___ LISTING
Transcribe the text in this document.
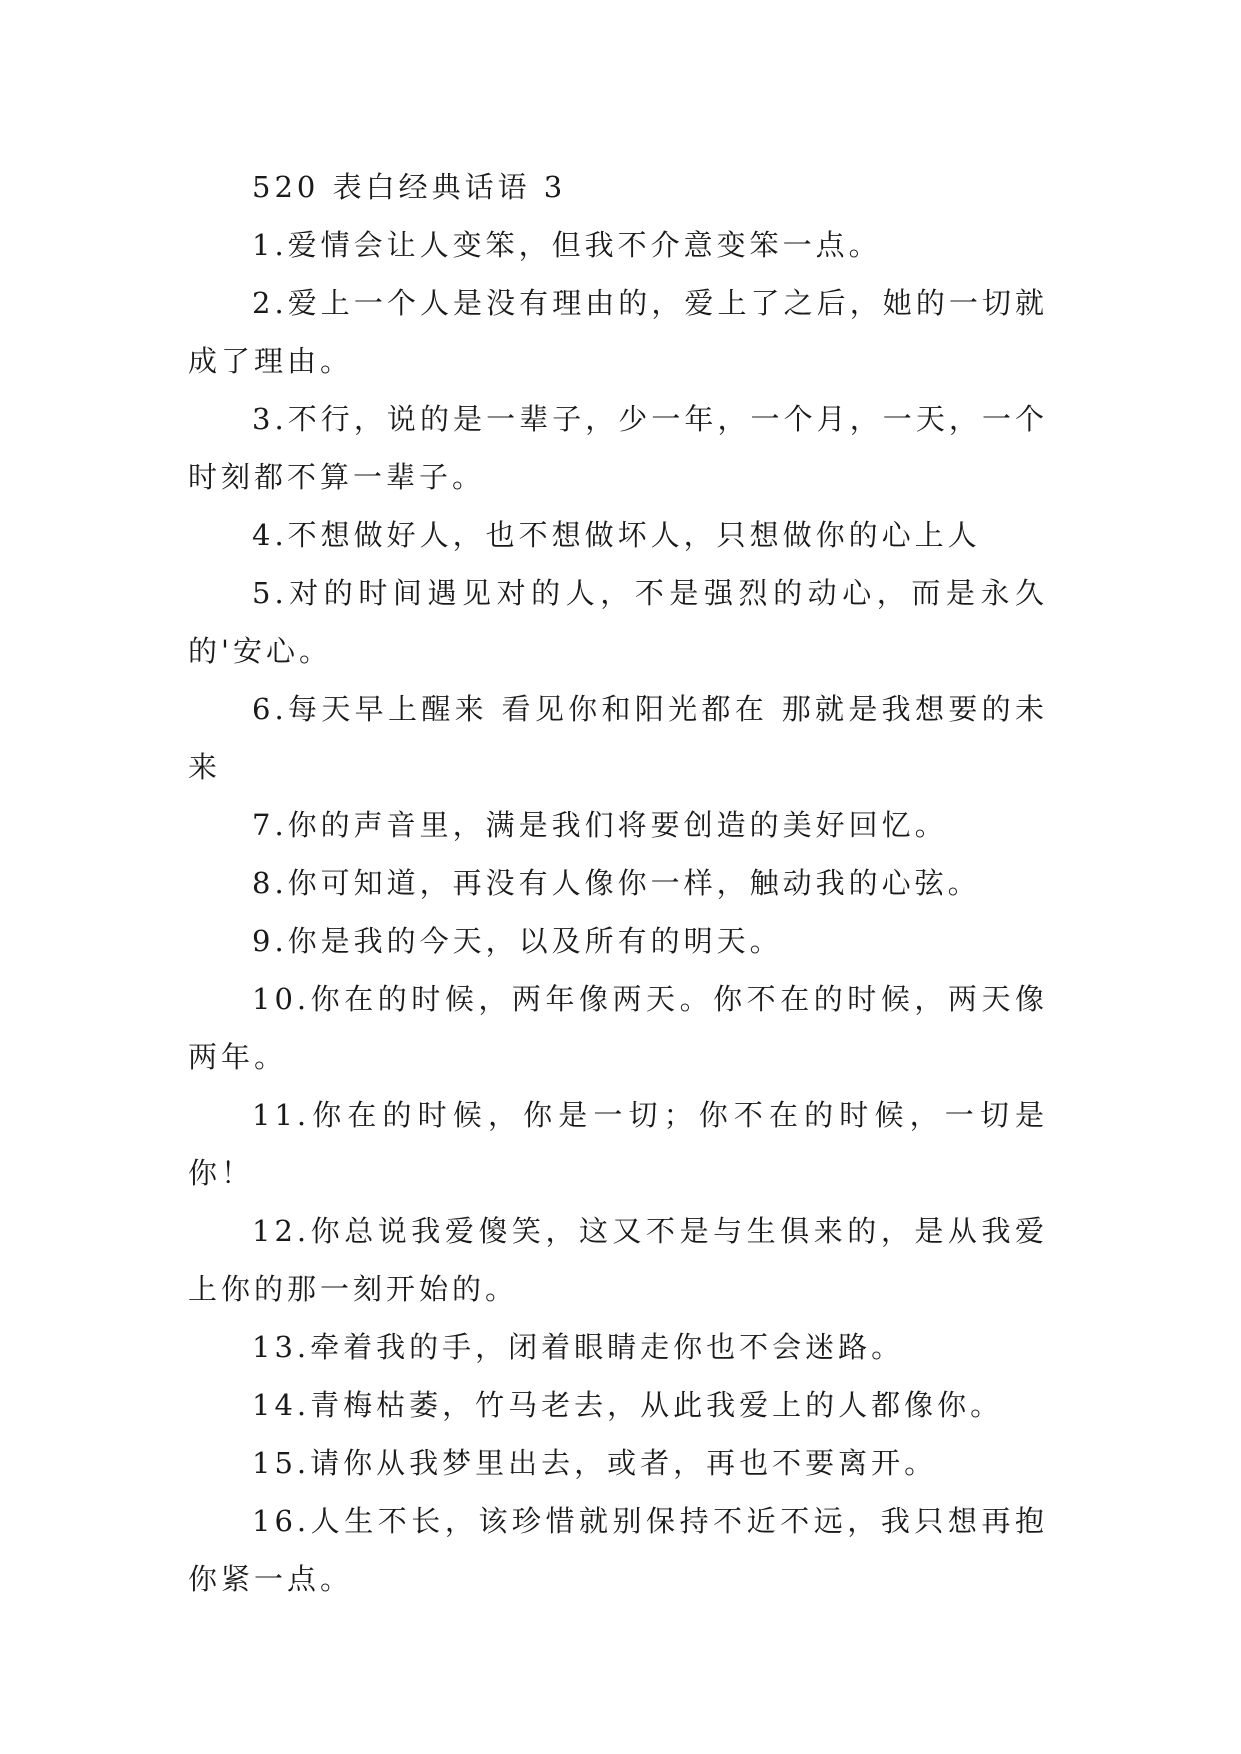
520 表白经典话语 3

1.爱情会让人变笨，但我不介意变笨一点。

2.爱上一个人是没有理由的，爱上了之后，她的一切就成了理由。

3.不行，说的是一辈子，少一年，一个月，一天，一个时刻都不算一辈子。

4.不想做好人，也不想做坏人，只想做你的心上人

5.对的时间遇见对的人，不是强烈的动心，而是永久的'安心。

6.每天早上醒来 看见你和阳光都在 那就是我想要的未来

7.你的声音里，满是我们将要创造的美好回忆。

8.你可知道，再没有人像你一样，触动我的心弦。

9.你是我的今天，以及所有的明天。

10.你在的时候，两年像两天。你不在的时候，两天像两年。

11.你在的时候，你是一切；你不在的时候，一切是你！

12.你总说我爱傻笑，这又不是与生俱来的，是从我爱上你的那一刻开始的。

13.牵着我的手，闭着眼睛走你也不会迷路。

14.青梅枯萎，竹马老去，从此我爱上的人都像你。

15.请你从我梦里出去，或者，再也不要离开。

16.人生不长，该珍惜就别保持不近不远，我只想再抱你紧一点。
______
___ LISTING
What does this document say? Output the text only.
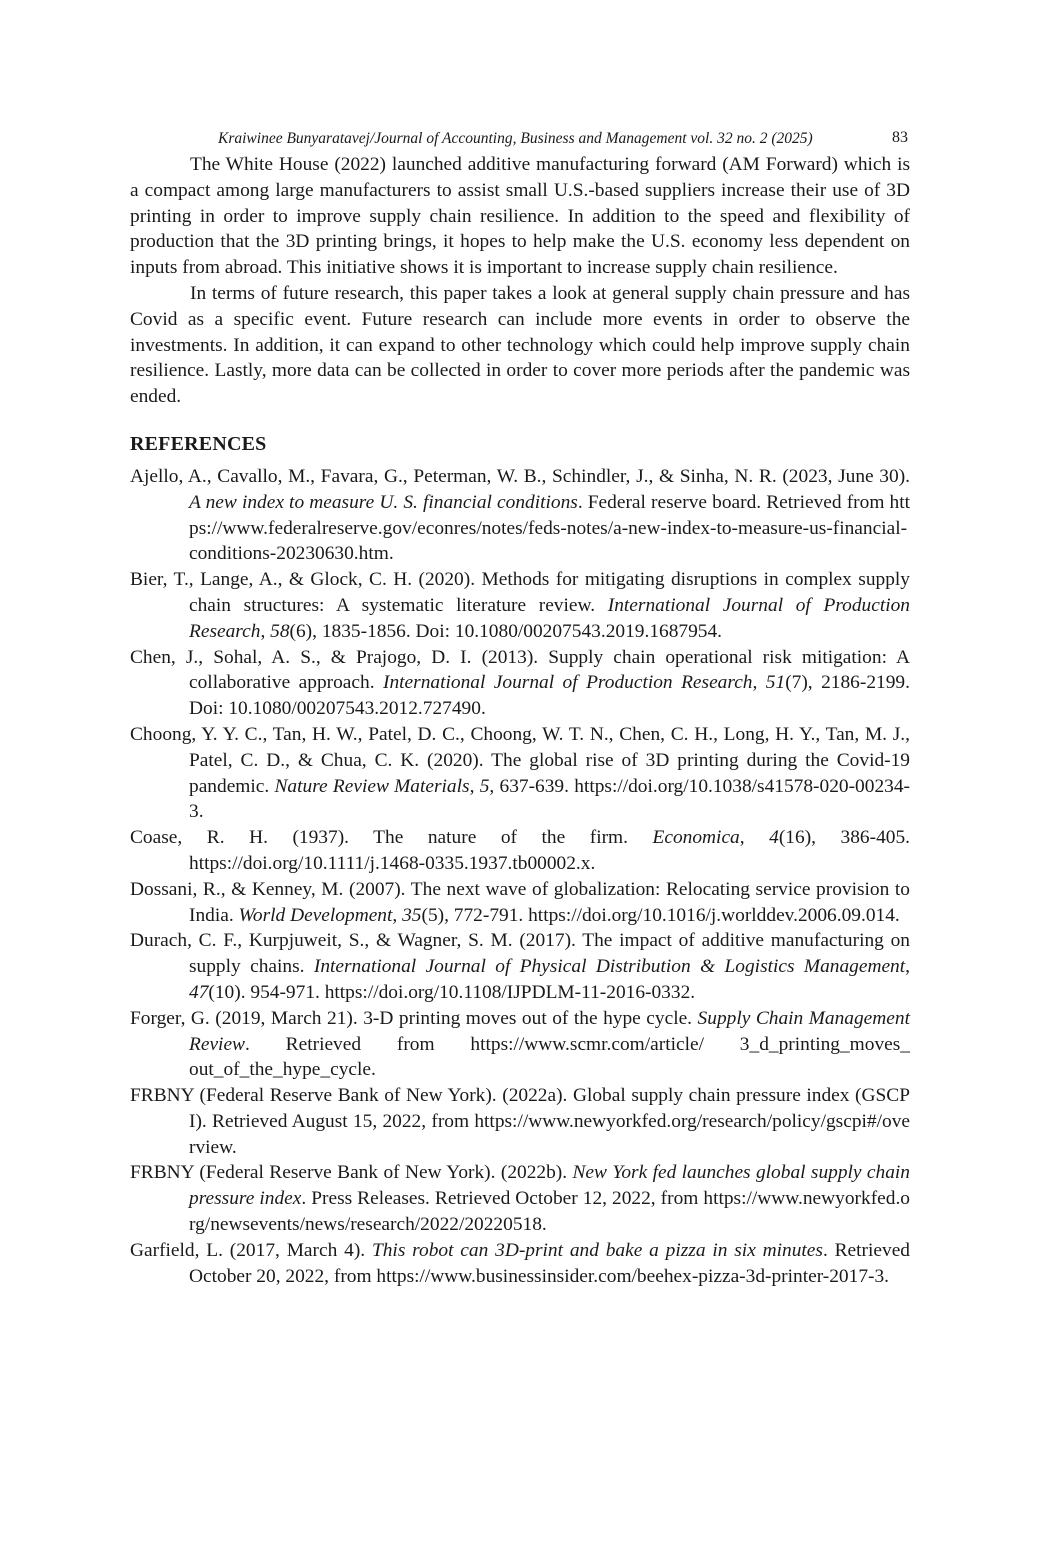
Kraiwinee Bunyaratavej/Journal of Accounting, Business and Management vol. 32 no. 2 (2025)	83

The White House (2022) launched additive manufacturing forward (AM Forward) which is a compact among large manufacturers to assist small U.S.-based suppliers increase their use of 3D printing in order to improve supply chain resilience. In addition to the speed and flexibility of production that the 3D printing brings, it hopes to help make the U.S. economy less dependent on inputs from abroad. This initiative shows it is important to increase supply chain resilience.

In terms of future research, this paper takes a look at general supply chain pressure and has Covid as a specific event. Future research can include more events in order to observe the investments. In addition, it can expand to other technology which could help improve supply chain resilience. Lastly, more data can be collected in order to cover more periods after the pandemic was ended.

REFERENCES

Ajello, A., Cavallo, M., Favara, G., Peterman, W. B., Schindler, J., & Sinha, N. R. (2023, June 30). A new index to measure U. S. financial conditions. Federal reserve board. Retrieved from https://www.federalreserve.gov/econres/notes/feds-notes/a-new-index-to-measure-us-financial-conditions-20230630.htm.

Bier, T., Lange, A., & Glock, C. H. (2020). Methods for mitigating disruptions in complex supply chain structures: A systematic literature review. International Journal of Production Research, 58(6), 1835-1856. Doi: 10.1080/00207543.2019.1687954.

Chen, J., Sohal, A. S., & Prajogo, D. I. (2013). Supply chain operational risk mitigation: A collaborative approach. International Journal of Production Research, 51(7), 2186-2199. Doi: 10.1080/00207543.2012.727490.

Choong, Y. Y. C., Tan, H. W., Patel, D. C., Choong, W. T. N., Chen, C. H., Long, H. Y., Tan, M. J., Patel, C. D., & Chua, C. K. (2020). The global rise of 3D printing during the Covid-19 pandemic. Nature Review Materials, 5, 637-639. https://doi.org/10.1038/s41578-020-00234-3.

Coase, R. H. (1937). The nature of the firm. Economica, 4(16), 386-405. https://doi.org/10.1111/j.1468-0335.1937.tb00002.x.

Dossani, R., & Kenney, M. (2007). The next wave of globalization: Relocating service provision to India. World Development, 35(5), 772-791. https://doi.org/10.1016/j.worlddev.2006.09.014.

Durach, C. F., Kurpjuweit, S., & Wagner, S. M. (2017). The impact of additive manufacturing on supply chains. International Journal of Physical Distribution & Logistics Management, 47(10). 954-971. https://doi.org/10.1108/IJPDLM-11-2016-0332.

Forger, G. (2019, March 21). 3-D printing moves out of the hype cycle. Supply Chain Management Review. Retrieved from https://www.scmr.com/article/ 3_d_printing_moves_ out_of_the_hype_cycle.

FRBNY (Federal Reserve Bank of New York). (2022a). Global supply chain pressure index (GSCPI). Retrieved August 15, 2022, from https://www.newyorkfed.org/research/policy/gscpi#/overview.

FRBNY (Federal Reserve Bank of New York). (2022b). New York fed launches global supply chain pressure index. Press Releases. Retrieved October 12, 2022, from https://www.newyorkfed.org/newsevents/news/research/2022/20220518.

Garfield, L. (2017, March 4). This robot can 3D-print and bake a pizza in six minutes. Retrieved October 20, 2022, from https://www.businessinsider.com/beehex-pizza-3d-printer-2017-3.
______
» **EXERCISE OBJECTIVE**
Using the records above, gather all lines where the string "March" is present.

» **RESULT FOR THIS TASK**
Forger, G. (2019, March 21). 3-D printing moves out of the hype cycle. Supply Chain Management Review. Retrieved from https://www.scmr.com/article/ 3_d_printing_moves_ out_of_the_hype_cycle.
Garfield, L. (2017, March 4). This robot can 3D-print and bake a pizza in six minutes. Retrieved October 20, 2022, from https://www.businessinsider.com/beehex-pizza-3d-printer-2017-3.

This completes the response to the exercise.